MATERIAL PROVIDED →
◇ ◇ ◇
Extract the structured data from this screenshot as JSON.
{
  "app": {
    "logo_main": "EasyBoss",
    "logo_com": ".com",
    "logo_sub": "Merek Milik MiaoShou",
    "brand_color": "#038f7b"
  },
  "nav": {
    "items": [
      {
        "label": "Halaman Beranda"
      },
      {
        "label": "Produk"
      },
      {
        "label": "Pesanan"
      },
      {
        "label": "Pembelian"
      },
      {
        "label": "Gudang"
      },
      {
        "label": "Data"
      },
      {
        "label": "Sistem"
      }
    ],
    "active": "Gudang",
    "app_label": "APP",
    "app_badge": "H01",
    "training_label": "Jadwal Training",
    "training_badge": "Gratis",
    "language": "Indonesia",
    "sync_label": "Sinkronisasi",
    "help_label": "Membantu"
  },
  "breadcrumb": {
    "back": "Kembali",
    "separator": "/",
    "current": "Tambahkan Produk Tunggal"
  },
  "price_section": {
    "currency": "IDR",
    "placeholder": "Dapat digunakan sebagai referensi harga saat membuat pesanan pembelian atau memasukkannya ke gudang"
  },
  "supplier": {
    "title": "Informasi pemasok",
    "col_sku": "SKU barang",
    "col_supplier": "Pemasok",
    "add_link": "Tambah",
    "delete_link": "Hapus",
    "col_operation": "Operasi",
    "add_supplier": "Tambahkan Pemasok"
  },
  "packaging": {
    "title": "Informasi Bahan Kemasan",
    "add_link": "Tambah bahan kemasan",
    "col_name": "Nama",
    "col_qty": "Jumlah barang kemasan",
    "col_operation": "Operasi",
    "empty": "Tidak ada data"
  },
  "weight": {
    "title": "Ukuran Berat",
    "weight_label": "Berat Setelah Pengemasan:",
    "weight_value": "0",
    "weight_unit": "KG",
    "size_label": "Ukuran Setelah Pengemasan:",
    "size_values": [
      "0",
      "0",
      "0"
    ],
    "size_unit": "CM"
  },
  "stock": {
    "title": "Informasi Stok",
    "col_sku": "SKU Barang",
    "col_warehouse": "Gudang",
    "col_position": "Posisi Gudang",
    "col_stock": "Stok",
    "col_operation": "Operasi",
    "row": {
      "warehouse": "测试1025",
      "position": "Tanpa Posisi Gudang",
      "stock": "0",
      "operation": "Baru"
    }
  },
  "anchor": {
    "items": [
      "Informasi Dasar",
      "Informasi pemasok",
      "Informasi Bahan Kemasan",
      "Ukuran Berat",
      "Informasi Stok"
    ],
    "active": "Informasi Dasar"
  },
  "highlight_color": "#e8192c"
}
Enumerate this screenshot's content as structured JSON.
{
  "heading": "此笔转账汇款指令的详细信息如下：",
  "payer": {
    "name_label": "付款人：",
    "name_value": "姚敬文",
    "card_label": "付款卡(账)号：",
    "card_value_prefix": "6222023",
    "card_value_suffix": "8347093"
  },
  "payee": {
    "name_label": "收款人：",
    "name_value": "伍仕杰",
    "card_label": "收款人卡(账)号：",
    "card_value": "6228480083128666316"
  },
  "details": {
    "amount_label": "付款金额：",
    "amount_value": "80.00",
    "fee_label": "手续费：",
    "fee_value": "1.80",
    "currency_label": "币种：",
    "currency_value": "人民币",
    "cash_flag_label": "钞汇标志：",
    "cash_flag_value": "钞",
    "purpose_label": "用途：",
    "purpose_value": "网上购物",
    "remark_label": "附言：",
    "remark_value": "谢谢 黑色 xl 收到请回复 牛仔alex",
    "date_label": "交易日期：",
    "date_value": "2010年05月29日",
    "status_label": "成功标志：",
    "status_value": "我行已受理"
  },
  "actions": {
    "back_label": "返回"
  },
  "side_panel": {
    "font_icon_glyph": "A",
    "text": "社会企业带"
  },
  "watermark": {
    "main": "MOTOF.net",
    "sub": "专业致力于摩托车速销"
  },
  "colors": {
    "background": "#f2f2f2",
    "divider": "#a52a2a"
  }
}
◇ ◇ ◇
STATED GOAL → Each line of the material must be restated exactly.

PROBLEM SOLUTION →
Extract the structured data from this screenshot as JSON.
{
  "app": {
    "logo_main": "EasyBoss",
    "logo_com": ".com",
    "logo_sub": "Merek Milik MiaoShou",
    "brand_color": "#038f7b"
  },
  "nav": {
    "items": [
      {
        "label": "Halaman Beranda"
      },
      {
        "label": "Produk"
      },
      {
        "label": "Pesanan"
      },
      {
        "label": "Pembelian"
      },
      {
        "label": "Gudang"
      },
      {
        "label": "Data"
      },
      {
        "label": "Sistem"
      }
    ],
    "active": "Gudang",
    "app_label": "APP",
    "app_badge": "H01",
    "training_label": "Jadwal Training",
    "training_badge": "Gratis",
    "language": "Indonesia",
    "sync_label": "Sinkronisasi",
    "help_label": "Membantu"
  },
  "breadcrumb": {
    "back": "Kembali",
    "separator": "/",
    "current": "Tambahkan Produk Tunggal"
  },
  "price_section": {
    "currency": "IDR",
    "placeholder": "Dapat digunakan sebagai referensi harga saat membuat pesanan pembelian atau memasukkannya ke gudang"
  },
  "supplier": {
    "title": "Informasi pemasok",
    "col_sku": "SKU barang",
    "col_supplier": "Pemasok",
    "add_link": "Tambah",
    "delete_link": "Hapus",
    "col_operation": "Operasi",
    "add_supplier": "Tambahkan Pemasok"
  },
  "packaging": {
    "title": "Informasi Bahan Kemasan",
    "add_link": "Tambah bahan kemasan",
    "col_name": "Nama",
    "col_qty": "Jumlah barang kemasan",
    "col_operation": "Operasi",
    "empty": "Tidak ada data"
  },
  "weight": {
    "title": "Ukuran Berat",
    "weight_label": "Berat Setelah Pengemasan:",
    "weight_value": "0",
    "weight_unit": "KG",
    "size_label": "Ukuran Setelah Pengemasan:",
    "size_values": [
      "0",
      "0",
      "0"
    ],
    "size_unit": "CM"
  },
  "stock": {
    "title": "Informasi Stok",
    "col_sku": "SKU Barang",
    "col_warehouse": "Gudang",
    "col_position": "Posisi Gudang",
    "col_stock": "Stok",
    "col_operation": "Operasi",
    "row": {
      "warehouse": "测试1025",
      "position": "Tanpa Posisi Gudang",
      "stock": "0",
      "operation": "Baru"
    }
  },
  "anchor": {
    "items": [
      "Informasi Dasar",
      "Informasi pemasok",
      "Informasi Bahan Kemasan",
      "Ukuran Berat",
      "Informasi Stok"
    ],
    "active": "Informasi Dasar"
  },
  "highlight_color": "#e8192c"
}
Enumerate this screenshot's content as structured JSON.
{
  "heading": "此笔转账汇款指令的详细信息如下：",
  "payer": {
    "name_label": "付款人：",
    "name_value": "姚敬文",
    "card_label": "付款卡(账)号：",
    "card_value_prefix": "6222023",
    "card_value_suffix": "8347093"
  },
  "payee": {
    "name_label": "收款人：",
    "name_value": "伍仕杰",
    "card_label": "收款人卡(账)号：",
    "card_value": "6228480083128666316"
  },
  "details": {
    "amount_label": "付款金额：",
    "amount_value": "80.00",
    "fee_label": "手续费：",
    "fee_value": "1.80",
    "currency_label": "币种：",
    "currency_value": "人民币",
    "cash_flag_label": "钞汇标志：",
    "cash_flag_value": "钞",
    "purpose_label": "用途：",
    "purpose_value": "网上购物",
    "remark_label": "附言：",
    "remark_value": "谢谢 黑色 xl 收到请回复 牛仔alex",
    "date_label": "交易日期：",
    "date_value": "2010年05月29日",
    "status_label": "成功标志：",
    "status_value": "我行已受理"
  },
  "actions": {
    "back_label": "返回"
  },
  "side_panel": {
    "font_icon_glyph": "A",
    "text": "社会企业带"
  },
  "watermark": {
    "main": "MOTOF.net",
    "sub": "专业致力于摩托车速销"
  },
  "colors": {
    "background": "#f2f2f2",
    "divider": "#a52a2a"
  }
}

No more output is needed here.